* _What to produce_: Copy out each line in the material below that has the word "from".

[start of Supplied material]

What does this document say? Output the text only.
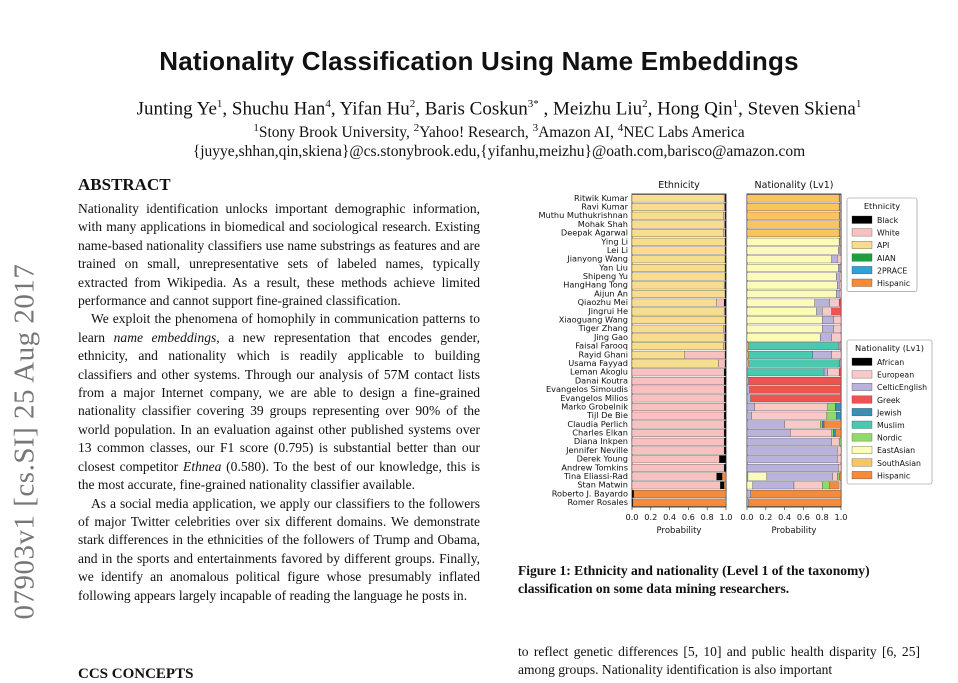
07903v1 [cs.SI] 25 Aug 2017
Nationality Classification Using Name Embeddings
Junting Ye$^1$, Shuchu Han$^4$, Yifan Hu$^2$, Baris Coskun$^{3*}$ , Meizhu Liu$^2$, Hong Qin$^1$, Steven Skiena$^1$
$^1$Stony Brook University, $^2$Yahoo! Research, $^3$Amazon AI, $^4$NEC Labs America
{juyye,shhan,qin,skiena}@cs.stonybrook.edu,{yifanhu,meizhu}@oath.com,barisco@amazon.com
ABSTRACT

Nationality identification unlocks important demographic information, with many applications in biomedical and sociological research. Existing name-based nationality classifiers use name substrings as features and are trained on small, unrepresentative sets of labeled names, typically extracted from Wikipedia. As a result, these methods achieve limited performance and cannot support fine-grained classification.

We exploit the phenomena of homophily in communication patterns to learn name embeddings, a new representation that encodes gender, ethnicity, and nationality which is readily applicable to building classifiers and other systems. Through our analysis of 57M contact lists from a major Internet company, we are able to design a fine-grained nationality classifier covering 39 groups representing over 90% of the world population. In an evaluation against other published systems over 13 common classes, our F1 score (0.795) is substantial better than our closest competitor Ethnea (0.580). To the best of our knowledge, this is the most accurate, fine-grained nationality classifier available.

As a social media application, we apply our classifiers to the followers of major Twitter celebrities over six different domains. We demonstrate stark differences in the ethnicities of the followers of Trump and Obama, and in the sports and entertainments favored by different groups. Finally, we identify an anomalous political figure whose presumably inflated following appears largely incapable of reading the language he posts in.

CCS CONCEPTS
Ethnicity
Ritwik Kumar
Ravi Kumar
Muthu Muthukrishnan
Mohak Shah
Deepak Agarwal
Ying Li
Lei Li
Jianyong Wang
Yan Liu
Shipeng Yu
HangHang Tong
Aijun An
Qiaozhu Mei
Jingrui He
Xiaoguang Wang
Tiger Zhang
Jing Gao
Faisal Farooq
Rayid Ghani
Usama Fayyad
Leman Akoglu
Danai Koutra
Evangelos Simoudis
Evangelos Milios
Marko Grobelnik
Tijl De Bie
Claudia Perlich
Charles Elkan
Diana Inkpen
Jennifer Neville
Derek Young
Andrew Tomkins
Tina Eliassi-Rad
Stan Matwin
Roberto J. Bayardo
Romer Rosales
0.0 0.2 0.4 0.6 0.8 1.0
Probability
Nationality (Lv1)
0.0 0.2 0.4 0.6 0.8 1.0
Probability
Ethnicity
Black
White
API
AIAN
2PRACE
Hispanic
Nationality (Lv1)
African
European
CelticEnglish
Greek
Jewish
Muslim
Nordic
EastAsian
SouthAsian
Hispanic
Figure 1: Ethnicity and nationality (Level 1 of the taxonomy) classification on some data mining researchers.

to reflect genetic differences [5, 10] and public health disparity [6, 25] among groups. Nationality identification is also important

[end of Supplied material]

* _The output_:
Nationality identification unlocks important demographic information, with many applications in biomedical and sociological research. Existing name-based nationality classifiers use name substrings as features and are trained on small, unrepresentative sets of labeled names, typically extracted from Wikipedia. As a result, these methods achieve limited performance and cannot support fine-grained classification.
We exploit the phenomena of homophily in communication patterns to learn name embeddings, a new representation that encodes gender, ethnicity, and nationality which is readily applicable to building classifiers and other systems. Through our analysis of 57M contact lists from a major Internet company, we are able to design a fine-grained nationality classifier covering 39 groups representing over 90% of the world population. In an evaluation against other published systems over 13 common classes, our F1 score (0.795) is substantial better than our closest competitor Ethnea (0.580). To the best of our knowledge, this is the most accurate, fine-grained nationality classifier available.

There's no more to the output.